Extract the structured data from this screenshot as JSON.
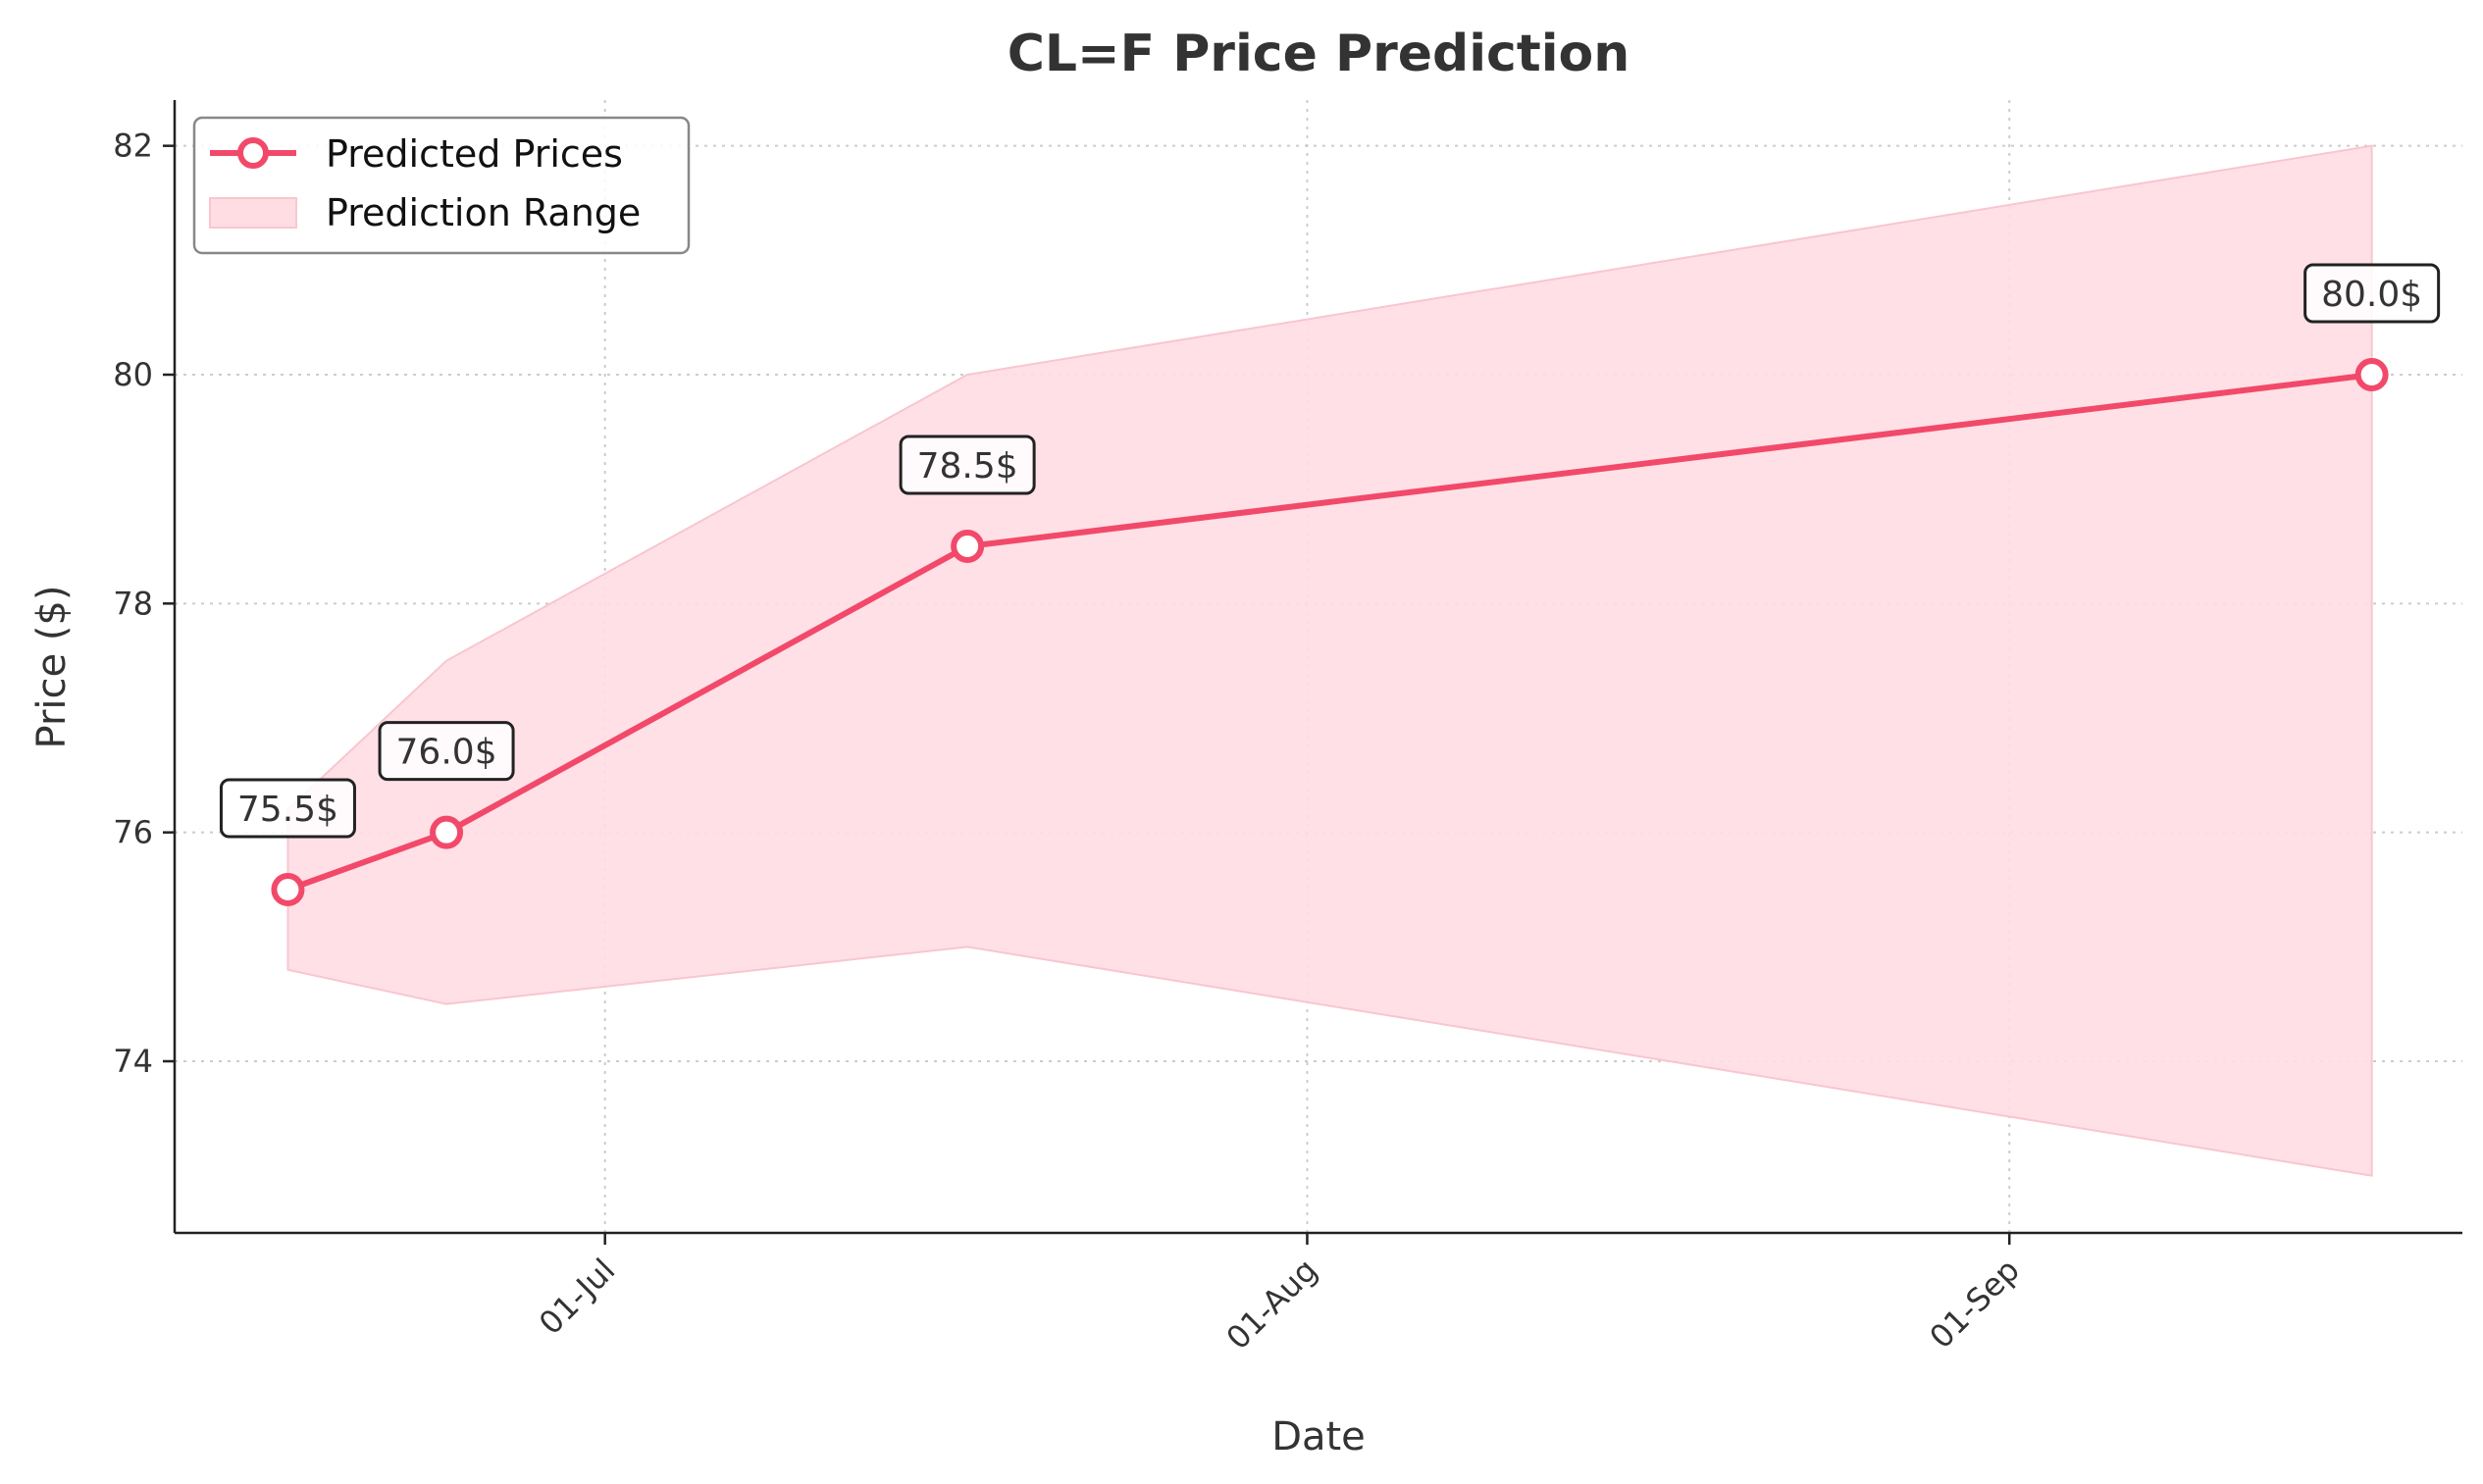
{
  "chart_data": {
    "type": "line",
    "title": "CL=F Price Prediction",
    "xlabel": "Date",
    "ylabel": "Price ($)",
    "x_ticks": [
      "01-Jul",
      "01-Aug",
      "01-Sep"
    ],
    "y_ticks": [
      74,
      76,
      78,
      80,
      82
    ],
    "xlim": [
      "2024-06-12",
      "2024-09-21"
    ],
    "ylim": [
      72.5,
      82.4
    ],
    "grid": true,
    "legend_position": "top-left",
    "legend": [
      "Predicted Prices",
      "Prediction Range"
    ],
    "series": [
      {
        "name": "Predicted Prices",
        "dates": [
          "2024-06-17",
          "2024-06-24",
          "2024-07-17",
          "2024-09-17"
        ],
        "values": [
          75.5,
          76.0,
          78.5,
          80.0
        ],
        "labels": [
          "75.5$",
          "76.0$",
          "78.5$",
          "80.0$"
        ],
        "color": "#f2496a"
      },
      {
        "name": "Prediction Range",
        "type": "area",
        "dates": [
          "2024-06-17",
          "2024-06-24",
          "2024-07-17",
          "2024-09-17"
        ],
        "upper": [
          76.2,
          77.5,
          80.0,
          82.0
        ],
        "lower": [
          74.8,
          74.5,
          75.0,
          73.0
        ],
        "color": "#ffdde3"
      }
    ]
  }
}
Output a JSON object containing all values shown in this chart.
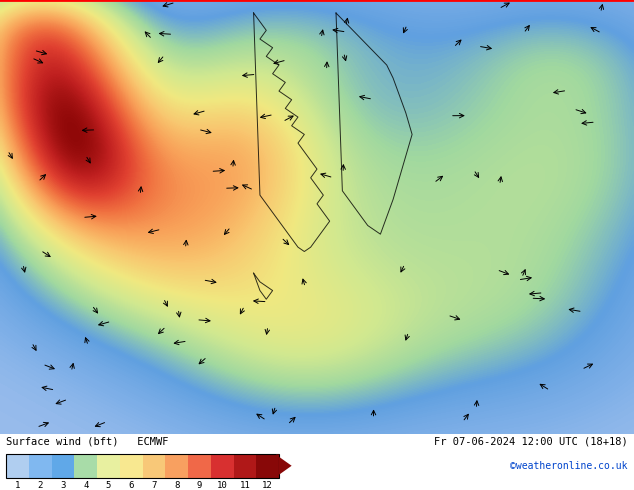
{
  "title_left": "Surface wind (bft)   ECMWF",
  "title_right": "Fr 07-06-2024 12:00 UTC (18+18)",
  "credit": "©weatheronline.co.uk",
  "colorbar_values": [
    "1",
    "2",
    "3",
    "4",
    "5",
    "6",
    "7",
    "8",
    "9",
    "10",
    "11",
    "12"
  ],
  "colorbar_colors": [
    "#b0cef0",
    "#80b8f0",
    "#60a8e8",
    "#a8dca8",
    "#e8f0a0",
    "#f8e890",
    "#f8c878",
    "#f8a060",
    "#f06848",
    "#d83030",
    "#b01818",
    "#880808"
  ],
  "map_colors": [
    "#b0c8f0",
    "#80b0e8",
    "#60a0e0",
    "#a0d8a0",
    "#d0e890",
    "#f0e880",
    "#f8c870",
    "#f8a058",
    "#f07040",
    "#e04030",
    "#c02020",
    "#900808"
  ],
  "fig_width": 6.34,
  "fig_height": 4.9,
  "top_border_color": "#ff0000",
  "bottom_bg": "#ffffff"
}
----------
[WHAT YOU HAVE TO DO] Make an exact copy of the data, leaving its pictures out.

[FULL OUTPUT]
Extract the structured data from this screenshot as JSON.
{
  "chart_data": {
    "type": "line",
    "title": "CL=F Price Prediction",
    "xlabel": "Date",
    "ylabel": "Price ($)",
    "x_ticks": [
      "01-Jul",
      "01-Aug",
      "01-Sep"
    ],
    "y_ticks": [
      74,
      76,
      78,
      80,
      82
    ],
    "xlim": [
      "2024-06-12",
      "2024-09-21"
    ],
    "ylim": [
      72.5,
      82.4
    ],
    "grid": true,
    "legend_position": "top-left",
    "legend": [
      "Predicted Prices",
      "Prediction Range"
    ],
    "series": [
      {
        "name": "Predicted Prices",
        "dates": [
          "2024-06-17",
          "2024-06-24",
          "2024-07-17",
          "2024-09-17"
        ],
        "values": [
          75.5,
          76.0,
          78.5,
          80.0
        ],
        "labels": [
          "75.5$",
          "76.0$",
          "78.5$",
          "80.0$"
        ],
        "color": "#f2496a"
      },
      {
        "name": "Prediction Range",
        "type": "area",
        "dates": [
          "2024-06-17",
          "2024-06-24",
          "2024-07-17",
          "2024-09-17"
        ],
        "upper": [
          76.2,
          77.5,
          80.0,
          82.0
        ],
        "lower": [
          74.8,
          74.5,
          75.0,
          73.0
        ],
        "color": "#ffdde3"
      }
    ]
  }
}
Output a JSON object containing all values shown in this chart.
{
  "title_left": "Surface wind (bft)   ECMWF",
  "title_right": "Fr 07-06-2024 12:00 UTC (18+18)",
  "credit": "©weatheronline.co.uk",
  "colorbar_values": [
    "1",
    "2",
    "3",
    "4",
    "5",
    "6",
    "7",
    "8",
    "9",
    "10",
    "11",
    "12"
  ],
  "colorbar_colors": [
    "#b0cef0",
    "#80b8f0",
    "#60a8e8",
    "#a8dca8",
    "#e8f0a0",
    "#f8e890",
    "#f8c878",
    "#f8a060",
    "#f06848",
    "#d83030",
    "#b01818",
    "#880808"
  ],
  "map_colors": [
    "#b0c8f0",
    "#80b0e8",
    "#60a0e0",
    "#a0d8a0",
    "#d0e890",
    "#f0e880",
    "#f8c870",
    "#f8a058",
    "#f07040",
    "#e04030",
    "#c02020",
    "#900808"
  ],
  "fig_width": 6.34,
  "fig_height": 4.9,
  "top_border_color": "#ff0000",
  "bottom_bg": "#ffffff"
}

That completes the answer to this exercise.